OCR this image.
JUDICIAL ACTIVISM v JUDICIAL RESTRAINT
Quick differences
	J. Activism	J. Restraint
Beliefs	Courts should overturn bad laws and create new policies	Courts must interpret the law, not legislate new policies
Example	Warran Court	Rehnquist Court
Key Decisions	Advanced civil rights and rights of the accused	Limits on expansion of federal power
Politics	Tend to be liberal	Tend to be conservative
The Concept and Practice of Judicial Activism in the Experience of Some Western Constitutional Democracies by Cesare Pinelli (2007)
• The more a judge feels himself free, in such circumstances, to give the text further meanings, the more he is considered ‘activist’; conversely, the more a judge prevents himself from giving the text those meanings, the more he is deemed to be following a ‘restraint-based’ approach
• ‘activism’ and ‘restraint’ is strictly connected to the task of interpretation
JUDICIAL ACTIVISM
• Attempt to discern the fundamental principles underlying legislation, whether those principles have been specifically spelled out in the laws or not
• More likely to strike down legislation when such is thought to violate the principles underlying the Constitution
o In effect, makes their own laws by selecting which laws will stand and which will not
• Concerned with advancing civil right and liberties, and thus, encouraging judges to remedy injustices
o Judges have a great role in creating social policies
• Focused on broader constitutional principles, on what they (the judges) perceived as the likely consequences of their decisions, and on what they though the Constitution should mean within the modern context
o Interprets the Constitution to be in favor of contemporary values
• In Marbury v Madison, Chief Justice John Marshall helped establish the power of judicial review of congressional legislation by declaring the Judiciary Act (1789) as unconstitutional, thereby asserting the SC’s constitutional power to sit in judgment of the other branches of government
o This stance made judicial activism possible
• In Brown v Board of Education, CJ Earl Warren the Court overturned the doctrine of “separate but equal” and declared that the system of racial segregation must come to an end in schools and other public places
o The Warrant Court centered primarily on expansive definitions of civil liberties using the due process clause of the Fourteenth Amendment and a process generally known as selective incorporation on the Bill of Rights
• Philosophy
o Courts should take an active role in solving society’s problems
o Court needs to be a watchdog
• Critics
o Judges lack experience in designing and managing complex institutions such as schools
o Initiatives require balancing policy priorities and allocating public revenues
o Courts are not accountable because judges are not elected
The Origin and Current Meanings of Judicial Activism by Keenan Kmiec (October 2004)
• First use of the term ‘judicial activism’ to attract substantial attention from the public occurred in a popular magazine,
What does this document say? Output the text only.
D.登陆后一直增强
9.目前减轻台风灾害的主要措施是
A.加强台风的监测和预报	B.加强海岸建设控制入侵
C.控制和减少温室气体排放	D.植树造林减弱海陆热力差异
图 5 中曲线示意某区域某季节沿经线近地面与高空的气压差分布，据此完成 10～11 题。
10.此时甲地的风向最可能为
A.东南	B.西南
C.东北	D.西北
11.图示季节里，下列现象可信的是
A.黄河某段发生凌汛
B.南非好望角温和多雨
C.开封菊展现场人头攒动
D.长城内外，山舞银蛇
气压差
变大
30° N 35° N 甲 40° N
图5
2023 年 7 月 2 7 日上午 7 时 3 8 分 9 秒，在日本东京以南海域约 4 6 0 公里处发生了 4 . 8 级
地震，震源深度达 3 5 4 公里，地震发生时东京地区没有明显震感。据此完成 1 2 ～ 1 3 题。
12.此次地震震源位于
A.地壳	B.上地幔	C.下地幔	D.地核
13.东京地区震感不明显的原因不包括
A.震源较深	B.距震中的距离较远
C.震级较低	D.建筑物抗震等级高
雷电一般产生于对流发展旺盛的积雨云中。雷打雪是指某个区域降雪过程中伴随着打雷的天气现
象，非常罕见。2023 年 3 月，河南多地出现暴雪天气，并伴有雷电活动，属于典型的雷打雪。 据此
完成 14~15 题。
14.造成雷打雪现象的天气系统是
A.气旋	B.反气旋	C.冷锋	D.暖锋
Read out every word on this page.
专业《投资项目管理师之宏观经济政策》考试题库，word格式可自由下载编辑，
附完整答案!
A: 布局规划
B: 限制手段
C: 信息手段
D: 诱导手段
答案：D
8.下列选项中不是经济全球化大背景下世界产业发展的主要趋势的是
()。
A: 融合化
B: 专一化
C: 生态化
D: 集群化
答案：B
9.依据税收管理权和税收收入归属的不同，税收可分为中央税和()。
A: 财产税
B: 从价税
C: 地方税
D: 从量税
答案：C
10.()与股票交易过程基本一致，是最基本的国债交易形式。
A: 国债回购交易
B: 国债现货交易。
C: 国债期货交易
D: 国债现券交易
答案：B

» **PROBLEM**
In the listing above, how many lines hold the word "from"? Give the number and nothing more.

» **WRITTEN RESPONSE**
2